=== Source records ===

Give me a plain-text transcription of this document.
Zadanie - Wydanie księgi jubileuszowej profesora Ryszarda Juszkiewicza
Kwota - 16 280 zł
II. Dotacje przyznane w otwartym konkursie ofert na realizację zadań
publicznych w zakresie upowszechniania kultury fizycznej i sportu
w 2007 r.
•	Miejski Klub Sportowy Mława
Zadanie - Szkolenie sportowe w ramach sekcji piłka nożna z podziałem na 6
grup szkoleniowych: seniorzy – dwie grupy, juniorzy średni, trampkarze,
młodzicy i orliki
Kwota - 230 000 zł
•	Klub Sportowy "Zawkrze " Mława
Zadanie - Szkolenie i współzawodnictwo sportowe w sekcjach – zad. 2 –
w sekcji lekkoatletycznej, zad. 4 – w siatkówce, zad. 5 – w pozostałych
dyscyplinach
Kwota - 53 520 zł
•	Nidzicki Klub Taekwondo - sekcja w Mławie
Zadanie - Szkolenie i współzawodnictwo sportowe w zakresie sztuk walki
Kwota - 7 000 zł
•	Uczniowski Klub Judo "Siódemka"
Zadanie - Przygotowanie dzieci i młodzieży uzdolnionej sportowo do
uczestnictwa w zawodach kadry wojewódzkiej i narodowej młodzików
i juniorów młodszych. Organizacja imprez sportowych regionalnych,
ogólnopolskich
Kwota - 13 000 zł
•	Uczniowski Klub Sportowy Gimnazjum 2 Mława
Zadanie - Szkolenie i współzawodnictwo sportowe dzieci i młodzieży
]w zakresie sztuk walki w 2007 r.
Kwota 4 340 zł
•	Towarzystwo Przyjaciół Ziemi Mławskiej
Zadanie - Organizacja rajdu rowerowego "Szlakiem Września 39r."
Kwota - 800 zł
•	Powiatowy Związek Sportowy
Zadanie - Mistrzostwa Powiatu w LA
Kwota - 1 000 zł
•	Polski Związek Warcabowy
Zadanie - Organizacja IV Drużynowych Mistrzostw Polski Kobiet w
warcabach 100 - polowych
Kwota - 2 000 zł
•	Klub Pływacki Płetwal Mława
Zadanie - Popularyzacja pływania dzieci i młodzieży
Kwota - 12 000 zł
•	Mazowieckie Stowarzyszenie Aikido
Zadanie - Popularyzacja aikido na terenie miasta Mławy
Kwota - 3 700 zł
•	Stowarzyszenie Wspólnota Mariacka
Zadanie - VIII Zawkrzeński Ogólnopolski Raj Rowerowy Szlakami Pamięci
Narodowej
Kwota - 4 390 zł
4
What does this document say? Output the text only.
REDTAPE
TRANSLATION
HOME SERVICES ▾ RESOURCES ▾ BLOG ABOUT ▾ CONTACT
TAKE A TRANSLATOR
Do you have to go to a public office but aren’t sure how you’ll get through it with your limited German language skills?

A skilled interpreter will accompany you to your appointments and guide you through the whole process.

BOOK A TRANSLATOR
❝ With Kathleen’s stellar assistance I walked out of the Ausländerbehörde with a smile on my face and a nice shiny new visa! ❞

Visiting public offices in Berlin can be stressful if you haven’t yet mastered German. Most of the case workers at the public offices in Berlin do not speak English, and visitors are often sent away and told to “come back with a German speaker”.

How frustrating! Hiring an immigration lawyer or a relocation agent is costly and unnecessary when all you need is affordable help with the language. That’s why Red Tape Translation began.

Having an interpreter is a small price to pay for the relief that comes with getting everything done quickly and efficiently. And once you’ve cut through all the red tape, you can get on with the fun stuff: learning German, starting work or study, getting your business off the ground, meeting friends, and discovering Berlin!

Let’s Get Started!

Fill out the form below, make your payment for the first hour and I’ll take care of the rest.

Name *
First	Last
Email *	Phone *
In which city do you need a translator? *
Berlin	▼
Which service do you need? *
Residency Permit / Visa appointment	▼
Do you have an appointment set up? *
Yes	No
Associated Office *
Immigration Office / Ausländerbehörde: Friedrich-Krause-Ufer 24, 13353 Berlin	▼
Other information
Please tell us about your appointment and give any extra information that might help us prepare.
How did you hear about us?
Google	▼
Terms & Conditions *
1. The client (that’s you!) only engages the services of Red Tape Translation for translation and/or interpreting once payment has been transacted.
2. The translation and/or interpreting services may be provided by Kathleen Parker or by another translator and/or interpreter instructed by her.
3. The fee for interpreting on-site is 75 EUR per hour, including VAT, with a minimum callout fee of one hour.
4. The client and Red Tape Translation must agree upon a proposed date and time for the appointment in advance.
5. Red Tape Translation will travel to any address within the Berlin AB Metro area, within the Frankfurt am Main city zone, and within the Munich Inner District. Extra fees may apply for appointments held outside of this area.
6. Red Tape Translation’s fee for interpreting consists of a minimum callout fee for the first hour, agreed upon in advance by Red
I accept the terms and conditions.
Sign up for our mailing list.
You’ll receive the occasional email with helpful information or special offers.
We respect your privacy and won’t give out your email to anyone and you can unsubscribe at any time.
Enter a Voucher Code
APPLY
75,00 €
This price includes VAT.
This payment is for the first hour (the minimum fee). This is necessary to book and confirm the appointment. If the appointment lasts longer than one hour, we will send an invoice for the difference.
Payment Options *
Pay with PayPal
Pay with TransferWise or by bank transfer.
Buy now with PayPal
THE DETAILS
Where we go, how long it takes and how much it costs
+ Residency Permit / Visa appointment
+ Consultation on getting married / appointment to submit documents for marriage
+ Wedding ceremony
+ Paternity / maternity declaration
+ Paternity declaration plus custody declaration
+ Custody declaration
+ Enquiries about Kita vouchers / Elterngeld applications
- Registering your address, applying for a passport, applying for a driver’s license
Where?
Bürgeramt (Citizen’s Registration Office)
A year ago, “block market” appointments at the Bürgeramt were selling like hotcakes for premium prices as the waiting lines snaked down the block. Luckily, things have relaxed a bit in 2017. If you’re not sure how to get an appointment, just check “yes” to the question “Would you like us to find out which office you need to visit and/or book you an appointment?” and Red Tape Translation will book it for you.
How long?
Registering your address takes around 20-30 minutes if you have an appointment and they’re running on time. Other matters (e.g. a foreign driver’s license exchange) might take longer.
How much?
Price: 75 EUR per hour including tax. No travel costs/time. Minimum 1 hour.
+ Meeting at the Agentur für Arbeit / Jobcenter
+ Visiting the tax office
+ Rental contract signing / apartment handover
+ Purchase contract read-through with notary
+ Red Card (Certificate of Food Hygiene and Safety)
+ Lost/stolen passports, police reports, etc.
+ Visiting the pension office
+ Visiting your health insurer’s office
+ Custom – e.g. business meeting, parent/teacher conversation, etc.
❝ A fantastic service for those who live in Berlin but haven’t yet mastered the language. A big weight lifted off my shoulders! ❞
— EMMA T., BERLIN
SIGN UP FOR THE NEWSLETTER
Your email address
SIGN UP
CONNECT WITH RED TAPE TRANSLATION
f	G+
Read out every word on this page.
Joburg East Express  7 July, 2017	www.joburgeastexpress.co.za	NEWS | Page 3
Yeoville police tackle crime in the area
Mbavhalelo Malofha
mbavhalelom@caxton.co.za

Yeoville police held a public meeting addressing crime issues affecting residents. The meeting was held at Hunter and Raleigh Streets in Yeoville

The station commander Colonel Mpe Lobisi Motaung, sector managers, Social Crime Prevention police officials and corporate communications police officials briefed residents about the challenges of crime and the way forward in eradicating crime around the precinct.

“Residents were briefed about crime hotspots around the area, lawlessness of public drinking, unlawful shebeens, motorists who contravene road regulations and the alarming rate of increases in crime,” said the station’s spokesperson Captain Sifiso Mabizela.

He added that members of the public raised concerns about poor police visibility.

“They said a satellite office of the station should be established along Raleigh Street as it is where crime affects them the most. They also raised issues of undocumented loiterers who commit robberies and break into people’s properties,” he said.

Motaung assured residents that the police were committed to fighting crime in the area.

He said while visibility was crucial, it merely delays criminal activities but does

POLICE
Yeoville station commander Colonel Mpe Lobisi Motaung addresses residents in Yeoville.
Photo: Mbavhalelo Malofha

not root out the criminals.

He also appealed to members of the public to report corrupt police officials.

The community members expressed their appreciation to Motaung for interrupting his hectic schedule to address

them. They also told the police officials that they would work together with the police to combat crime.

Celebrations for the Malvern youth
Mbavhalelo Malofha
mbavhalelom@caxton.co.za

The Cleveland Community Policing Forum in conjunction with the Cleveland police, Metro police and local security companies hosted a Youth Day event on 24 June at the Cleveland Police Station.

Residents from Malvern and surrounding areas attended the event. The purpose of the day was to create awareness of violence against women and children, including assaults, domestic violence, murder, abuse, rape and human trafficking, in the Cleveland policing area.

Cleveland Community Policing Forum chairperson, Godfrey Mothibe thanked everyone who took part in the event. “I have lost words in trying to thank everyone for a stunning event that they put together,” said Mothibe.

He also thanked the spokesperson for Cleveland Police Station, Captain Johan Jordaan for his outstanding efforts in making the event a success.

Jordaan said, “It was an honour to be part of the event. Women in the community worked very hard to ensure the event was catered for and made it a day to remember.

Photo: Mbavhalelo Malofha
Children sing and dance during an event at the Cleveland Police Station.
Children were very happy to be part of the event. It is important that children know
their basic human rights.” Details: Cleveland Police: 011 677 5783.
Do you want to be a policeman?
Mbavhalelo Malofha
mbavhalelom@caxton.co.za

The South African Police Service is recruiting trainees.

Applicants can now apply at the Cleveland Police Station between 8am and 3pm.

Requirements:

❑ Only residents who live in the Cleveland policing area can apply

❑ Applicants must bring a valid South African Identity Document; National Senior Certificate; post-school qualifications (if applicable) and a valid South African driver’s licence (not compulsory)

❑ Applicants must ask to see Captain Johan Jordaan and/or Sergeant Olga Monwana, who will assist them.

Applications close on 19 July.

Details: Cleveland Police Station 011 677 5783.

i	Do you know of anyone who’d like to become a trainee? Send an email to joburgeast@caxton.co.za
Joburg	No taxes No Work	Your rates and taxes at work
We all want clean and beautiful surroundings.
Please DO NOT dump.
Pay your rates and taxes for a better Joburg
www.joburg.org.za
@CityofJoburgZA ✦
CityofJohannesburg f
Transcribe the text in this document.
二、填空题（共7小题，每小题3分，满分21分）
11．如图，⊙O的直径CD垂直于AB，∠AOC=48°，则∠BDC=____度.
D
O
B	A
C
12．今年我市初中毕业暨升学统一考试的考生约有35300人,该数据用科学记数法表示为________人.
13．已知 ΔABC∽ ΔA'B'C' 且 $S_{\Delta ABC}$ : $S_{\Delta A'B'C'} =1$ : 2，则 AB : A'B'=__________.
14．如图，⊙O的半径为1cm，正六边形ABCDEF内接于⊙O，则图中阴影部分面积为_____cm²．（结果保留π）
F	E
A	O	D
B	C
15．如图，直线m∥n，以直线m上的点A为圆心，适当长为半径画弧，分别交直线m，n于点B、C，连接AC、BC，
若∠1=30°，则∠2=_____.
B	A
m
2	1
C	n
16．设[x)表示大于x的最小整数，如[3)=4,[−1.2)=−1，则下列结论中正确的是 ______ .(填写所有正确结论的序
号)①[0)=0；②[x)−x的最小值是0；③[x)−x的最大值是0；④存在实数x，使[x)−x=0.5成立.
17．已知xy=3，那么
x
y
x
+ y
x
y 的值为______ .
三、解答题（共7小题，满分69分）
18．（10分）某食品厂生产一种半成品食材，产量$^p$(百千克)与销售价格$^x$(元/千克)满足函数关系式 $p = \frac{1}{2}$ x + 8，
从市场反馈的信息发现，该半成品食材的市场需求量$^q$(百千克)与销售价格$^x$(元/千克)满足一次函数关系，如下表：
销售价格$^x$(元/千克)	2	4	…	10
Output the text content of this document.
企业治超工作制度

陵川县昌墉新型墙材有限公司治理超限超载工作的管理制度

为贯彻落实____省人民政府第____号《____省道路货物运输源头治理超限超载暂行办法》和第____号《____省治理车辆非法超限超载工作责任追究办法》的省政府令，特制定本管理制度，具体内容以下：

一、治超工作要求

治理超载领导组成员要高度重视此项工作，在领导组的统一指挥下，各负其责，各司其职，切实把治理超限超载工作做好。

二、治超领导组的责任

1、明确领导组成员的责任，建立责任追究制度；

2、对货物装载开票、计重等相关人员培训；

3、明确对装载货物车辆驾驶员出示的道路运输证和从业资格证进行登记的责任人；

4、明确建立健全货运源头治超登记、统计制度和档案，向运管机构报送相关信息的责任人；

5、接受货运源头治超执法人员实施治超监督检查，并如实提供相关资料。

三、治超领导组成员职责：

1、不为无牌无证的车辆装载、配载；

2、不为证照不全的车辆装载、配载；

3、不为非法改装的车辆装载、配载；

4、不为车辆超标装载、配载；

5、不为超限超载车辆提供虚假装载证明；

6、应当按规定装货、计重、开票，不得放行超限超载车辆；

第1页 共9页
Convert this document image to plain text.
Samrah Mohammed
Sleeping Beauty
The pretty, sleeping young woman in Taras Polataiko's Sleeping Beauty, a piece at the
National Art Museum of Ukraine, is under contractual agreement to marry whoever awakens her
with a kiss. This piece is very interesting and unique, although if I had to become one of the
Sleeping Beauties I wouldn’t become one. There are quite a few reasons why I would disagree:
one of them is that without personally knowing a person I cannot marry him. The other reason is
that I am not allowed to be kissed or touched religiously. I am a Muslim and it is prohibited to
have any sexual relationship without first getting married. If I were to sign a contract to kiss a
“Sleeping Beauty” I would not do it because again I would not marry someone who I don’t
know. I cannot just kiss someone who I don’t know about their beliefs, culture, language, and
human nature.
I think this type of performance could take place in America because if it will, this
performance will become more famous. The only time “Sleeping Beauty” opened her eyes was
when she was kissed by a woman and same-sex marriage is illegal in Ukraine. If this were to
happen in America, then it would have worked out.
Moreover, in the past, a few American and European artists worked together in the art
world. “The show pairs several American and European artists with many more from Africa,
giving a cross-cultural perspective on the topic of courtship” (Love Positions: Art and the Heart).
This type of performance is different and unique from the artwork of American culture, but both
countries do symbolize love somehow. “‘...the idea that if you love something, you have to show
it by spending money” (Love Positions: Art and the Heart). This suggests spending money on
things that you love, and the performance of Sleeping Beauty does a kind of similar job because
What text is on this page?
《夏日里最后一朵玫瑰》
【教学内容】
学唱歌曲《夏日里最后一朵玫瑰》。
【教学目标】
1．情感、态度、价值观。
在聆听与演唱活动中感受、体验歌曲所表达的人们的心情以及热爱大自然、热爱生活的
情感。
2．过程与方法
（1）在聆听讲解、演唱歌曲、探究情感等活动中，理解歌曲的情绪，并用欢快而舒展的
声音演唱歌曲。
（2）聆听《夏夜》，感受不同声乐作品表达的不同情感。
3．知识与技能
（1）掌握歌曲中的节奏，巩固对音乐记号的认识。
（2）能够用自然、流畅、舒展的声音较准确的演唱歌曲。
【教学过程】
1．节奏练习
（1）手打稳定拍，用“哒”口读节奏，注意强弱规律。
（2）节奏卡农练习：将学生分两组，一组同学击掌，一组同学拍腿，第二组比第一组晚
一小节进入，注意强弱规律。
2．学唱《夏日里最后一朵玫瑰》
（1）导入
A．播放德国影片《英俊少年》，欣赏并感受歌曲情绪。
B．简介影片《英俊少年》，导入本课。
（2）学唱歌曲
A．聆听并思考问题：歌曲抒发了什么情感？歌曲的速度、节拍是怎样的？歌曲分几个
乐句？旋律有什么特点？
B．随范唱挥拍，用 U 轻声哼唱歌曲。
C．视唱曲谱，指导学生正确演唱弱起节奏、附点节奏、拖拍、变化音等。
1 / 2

===

Stated problem: Extract every line containing the string "Visiting" from the material.

Output for this task:
Visiting public offices in Berlin can be stressful if you haven’t yet mastered German. Most of the case workers at the public offices in Berlin do not speak English, and visitors are often sent away and told to “come back with a German speaker”.
+ Visiting the tax office
+ Visiting the pension office
+ Visiting your health insurer’s office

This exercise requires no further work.